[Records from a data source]
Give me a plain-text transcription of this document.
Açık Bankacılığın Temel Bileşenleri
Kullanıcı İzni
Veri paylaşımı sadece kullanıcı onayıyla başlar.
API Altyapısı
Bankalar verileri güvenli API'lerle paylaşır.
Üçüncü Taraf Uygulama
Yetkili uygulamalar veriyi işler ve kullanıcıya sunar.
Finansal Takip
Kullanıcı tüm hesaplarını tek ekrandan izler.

Written exercise:
Transcribe all the entries, keeping each one exactly as it is.

Result of this exercise:
Give me a plain-text transcription of this document.
Açık Bankacılığın Temel Bileşenleri
Kullanıcı İzni
Veri paylaşımı sadece kullanıcı onayıyla başlar.
API Altyapısı
Bankalar verileri güvenli API'lerle paylaşır.
Üçüncü Taraf Uygulama
Yetkili uygulamalar veriyi işler ve kullanıcıya sunar.
Finansal Takip
Kullanıcı tüm hesaplarını tek ekrandan izler.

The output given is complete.